* [WHAT THE TASK REQUIRES]: Copy the lines below word for word, starting with the very first line and going on through the line with "graph-d-x-arrow (701, 210, 710, 218)".

* [DATA SHOWN]:
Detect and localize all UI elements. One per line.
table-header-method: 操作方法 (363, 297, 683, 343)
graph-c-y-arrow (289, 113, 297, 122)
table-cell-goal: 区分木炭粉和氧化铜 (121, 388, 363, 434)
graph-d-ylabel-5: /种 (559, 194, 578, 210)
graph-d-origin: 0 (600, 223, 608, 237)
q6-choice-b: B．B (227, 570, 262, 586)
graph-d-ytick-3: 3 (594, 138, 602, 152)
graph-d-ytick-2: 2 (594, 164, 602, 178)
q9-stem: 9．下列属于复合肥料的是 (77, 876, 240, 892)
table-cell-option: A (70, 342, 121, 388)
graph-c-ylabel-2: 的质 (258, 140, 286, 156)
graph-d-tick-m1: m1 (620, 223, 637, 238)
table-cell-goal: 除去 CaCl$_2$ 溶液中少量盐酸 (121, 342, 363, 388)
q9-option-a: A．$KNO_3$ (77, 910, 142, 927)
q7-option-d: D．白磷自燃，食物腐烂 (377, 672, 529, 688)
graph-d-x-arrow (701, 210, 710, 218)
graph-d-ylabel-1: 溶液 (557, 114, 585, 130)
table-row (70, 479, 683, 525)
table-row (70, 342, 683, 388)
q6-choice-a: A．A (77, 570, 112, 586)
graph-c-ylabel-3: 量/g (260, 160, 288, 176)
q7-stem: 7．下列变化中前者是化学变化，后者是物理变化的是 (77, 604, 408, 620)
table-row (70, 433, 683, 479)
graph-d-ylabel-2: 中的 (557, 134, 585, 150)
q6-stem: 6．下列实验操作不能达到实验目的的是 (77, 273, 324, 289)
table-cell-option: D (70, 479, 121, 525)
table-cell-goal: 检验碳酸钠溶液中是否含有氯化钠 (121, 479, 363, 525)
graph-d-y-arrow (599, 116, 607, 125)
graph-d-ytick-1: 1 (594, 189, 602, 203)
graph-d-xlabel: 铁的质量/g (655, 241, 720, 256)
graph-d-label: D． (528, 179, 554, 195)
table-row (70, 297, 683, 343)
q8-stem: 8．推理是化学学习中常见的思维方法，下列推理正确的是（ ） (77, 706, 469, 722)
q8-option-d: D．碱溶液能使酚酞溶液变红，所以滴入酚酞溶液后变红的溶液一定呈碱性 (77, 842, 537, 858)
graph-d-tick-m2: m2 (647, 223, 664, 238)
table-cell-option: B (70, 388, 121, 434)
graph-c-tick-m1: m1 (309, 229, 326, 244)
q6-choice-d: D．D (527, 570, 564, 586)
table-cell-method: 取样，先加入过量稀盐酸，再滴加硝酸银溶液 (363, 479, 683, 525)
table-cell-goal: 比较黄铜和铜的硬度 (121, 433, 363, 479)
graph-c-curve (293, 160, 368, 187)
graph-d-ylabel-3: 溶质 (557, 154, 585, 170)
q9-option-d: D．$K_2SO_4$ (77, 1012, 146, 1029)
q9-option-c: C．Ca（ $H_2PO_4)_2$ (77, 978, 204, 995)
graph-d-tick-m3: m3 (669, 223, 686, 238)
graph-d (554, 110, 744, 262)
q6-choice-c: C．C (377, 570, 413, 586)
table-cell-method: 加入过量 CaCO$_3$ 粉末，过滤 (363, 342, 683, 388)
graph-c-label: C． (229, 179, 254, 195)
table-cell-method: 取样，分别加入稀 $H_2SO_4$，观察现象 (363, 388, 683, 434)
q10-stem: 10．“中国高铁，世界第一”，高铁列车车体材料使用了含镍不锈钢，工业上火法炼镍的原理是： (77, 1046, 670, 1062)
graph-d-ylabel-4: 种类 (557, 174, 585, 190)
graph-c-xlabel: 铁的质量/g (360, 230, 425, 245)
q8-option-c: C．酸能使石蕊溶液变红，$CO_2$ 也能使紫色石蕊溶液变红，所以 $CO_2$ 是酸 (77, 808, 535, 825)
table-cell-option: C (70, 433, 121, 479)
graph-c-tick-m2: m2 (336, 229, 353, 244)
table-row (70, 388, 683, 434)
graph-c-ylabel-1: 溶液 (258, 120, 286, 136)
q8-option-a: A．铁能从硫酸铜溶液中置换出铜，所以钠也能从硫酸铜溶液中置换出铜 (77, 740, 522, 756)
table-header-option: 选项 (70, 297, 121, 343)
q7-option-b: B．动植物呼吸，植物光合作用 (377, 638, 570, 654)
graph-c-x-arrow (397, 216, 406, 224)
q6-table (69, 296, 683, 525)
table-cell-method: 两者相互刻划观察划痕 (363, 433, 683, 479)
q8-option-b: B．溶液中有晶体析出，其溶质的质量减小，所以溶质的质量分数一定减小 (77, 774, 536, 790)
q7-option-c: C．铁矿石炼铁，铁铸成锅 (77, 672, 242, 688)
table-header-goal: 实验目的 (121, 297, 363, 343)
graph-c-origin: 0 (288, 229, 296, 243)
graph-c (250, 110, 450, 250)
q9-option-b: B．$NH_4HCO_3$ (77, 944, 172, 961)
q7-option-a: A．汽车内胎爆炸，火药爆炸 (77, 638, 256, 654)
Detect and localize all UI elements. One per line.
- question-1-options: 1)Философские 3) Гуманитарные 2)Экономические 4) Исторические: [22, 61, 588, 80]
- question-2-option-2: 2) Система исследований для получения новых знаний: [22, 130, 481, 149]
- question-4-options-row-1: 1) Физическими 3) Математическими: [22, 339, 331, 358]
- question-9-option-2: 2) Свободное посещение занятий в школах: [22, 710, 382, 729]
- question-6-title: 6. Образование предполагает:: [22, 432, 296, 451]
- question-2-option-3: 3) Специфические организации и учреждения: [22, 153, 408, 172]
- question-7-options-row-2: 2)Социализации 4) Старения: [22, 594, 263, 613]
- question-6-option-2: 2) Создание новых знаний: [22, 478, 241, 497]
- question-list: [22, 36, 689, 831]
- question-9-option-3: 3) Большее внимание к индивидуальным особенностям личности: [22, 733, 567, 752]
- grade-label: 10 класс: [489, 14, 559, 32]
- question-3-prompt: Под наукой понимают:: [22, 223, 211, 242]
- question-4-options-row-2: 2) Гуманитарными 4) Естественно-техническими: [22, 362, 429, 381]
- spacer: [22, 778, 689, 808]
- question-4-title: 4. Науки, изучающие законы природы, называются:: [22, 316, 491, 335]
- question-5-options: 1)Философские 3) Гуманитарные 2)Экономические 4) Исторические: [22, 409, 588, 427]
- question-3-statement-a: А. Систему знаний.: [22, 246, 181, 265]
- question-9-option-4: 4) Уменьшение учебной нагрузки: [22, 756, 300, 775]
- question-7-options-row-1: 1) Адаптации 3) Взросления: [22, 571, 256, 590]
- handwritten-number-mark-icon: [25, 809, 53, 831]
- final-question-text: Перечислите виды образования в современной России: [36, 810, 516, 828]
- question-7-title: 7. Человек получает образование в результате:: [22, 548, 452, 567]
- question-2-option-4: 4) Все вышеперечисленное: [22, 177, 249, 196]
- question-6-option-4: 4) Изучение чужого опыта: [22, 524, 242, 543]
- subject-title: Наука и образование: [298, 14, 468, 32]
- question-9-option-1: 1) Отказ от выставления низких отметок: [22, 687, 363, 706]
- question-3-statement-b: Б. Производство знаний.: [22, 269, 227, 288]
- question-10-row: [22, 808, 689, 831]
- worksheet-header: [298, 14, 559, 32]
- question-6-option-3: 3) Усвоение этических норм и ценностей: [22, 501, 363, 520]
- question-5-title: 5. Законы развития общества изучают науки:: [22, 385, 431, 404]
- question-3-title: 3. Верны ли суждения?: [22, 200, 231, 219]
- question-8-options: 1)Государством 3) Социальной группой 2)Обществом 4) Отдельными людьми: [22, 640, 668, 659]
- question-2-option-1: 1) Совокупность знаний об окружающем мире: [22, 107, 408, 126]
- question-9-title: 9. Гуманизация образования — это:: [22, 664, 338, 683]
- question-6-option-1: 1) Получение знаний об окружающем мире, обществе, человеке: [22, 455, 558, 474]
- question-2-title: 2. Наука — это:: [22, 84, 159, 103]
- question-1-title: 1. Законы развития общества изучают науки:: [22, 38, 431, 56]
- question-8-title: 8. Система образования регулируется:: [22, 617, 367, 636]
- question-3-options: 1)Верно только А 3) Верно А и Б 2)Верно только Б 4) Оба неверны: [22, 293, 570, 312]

* [RESULT FOR THIS TASK]:
Detect and localize all UI elements. One per line.
table-header-method: 操作方法 (363, 297, 683, 343)
graph-c-y-arrow (289, 113, 297, 122)
table-cell-goal: 区分木炭粉和氧化铜 (121, 388, 363, 434)
graph-d-ylabel-5: /种 (559, 194, 578, 210)
graph-d-origin: 0 (600, 223, 608, 237)
q6-choice-b: B．B (227, 570, 262, 586)
graph-d-ytick-3: 3 (594, 138, 602, 152)
graph-d-ytick-2: 2 (594, 164, 602, 178)
q9-stem: 9．下列属于复合肥料的是 (77, 876, 240, 892)
table-cell-option: A (70, 342, 121, 388)
graph-c-ylabel-2: 的质 (258, 140, 286, 156)
graph-d-tick-m1: m1 (620, 223, 637, 238)
table-cell-goal: 除去 CaCl$_2$ 溶液中少量盐酸 (121, 342, 363, 388)
q9-option-a: A．$KNO_3$ (77, 910, 142, 927)
q7-option-d: D．白磷自燃，食物腐烂 (377, 672, 529, 688)
graph-d-x-arrow (701, 210, 710, 218)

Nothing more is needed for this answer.